■ **Instructions to follow**
Filter the data for lines with the word "true", then copy every line so identified.

■ **Given data**
============================================================

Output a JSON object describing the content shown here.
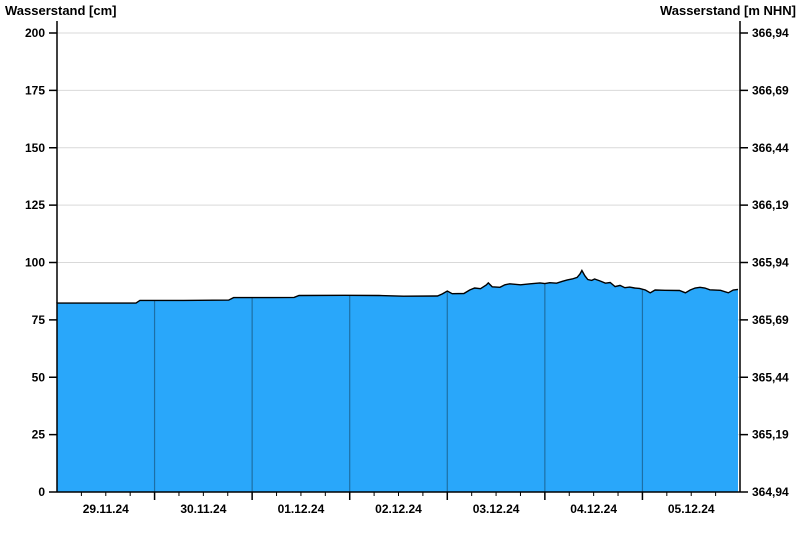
{
  "chart": {
    "left_axis_title": "Wasserstand [cm]",
    "right_axis_title": "Wasserstand [m NHN]"
  },
  "chart_data": {
    "type": "area",
    "title": "",
    "left_axis": {
      "label": "Wasserstand [cm]",
      "ticks": [
        0,
        25,
        50,
        75,
        100,
        125,
        150,
        175,
        200
      ],
      "ylim": [
        0,
        200
      ]
    },
    "right_axis": {
      "label": "Wasserstand [m NHN]",
      "tick_labels": [
        "364,94",
        "365,19",
        "365,44",
        "365,69",
        "365,94",
        "366,19",
        "366,44",
        "366,69",
        "366,94"
      ]
    },
    "x_axis": {
      "day_labels": [
        "29.11.24",
        "30.11.24",
        "01.12.24",
        "02.12.24",
        "03.12.24",
        "04.12.24",
        "05.12.24"
      ],
      "xlim_days": [
        0,
        7
      ],
      "minor_tick_hours": 6
    },
    "grid": {
      "horizontal": true,
      "vertical_day_lines_in_area": true
    },
    "legend": "none",
    "series": [
      {
        "name": "Wasserstand",
        "unit": "cm",
        "points": [
          [
            0.0,
            82.3
          ],
          [
            0.44,
            82.3
          ],
          [
            0.81,
            82.3
          ],
          [
            0.85,
            83.5
          ],
          [
            1.3,
            83.5
          ],
          [
            1.76,
            83.6
          ],
          [
            1.81,
            84.7
          ],
          [
            2.2,
            84.7
          ],
          [
            2.43,
            84.8
          ],
          [
            2.48,
            85.6
          ],
          [
            2.95,
            85.7
          ],
          [
            3.3,
            85.6
          ],
          [
            3.55,
            85.3
          ],
          [
            3.9,
            85.4
          ],
          [
            3.95,
            86.3
          ],
          [
            4.0,
            87.6
          ],
          [
            4.05,
            86.4
          ],
          [
            4.17,
            86.5
          ],
          [
            4.23,
            88.0
          ],
          [
            4.28,
            88.9
          ],
          [
            4.34,
            88.6
          ],
          [
            4.4,
            90.2
          ],
          [
            4.42,
            91.1
          ],
          [
            4.46,
            89.4
          ],
          [
            4.54,
            89.2
          ],
          [
            4.59,
            90.3
          ],
          [
            4.64,
            90.7
          ],
          [
            4.75,
            90.3
          ],
          [
            4.85,
            90.7
          ],
          [
            4.95,
            91.1
          ],
          [
            5.0,
            90.8
          ],
          [
            5.05,
            91.2
          ],
          [
            5.12,
            91.0
          ],
          [
            5.18,
            91.8
          ],
          [
            5.23,
            92.4
          ],
          [
            5.28,
            92.8
          ],
          [
            5.33,
            93.5
          ],
          [
            5.36,
            95.0
          ],
          [
            5.38,
            96.5
          ],
          [
            5.41,
            94.2
          ],
          [
            5.44,
            92.6
          ],
          [
            5.48,
            92.2
          ],
          [
            5.51,
            92.8
          ],
          [
            5.57,
            91.9
          ],
          [
            5.62,
            91.0
          ],
          [
            5.67,
            91.3
          ],
          [
            5.72,
            89.5
          ],
          [
            5.77,
            90.0
          ],
          [
            5.82,
            89.0
          ],
          [
            5.87,
            89.3
          ],
          [
            5.92,
            88.9
          ],
          [
            5.97,
            88.7
          ],
          [
            6.03,
            88.0
          ],
          [
            6.08,
            86.8
          ],
          [
            6.13,
            88.0
          ],
          [
            6.23,
            87.9
          ],
          [
            6.38,
            87.8
          ],
          [
            6.44,
            86.8
          ],
          [
            6.49,
            88.0
          ],
          [
            6.54,
            88.9
          ],
          [
            6.59,
            89.2
          ],
          [
            6.64,
            88.9
          ],
          [
            6.69,
            88.1
          ],
          [
            6.8,
            87.9
          ],
          [
            6.88,
            86.8
          ],
          [
            6.93,
            88.0
          ],
          [
            6.98,
            88.3
          ]
        ]
      }
    ],
    "colors": {
      "area_fill": "#29a7fa",
      "data_line": "#000000",
      "day_separator": "#1d6fa5",
      "h_gridline": "#d9d9d9",
      "axis": "#000000"
    }
  }
}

============================================================

■ **Correct answer**
      "horizontal": true,
      "vertical_day_lines_in_area": true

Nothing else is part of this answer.